→ **Task data**
^^^^^^^^^^^^^^^^

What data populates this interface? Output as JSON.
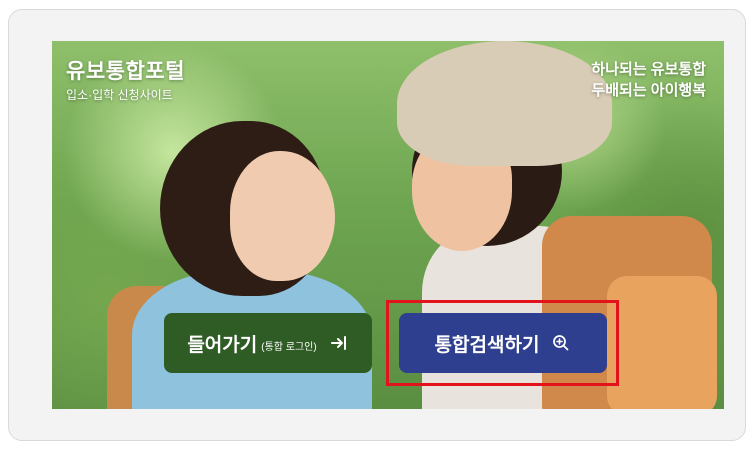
{
  "brand": {
    "title": "유보통합포털",
    "subtitle": "입소·입학 신청사이트"
  },
  "slogan": {
    "line1": "하나되는 유보통합",
    "line2": "두배되는 아이행복"
  },
  "buttons": {
    "enter": {
      "label": "들어가기",
      "note": "(통합 로그인)",
      "icon": "login-arrow-icon"
    },
    "search": {
      "label": "통합검색하기",
      "icon": "zoom-in-icon"
    }
  },
  "colors": {
    "enter_button": "#2f5b25",
    "search_button": "#2f3f8f",
    "highlight": "#e2131b"
  }
}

^^^^^^^^^^^^^^^^

→ **The problem**
Please set down each line of the data above exactly as written, without the pictures.

→ **Solution to the problem**
What data populates this interface? Output as JSON.
{
  "brand": {
    "title": "유보통합포털",
    "subtitle": "입소·입학 신청사이트"
  },
  "slogan": {
    "line1": "하나되는 유보통합",
    "line2": "두배되는 아이행복"
  },
  "buttons": {
    "enter": {
      "label": "들어가기",
      "note": "(통합 로그인)",
      "icon": "login-arrow-icon"
    },
    "search": {
      "label": "통합검색하기",
      "icon": "zoom-in-icon"
    }
  },
  "colors": {
    "enter_button": "#2f5b25",
    "search_button": "#2f3f8f",
    "highlight": "#e2131b"
  }
}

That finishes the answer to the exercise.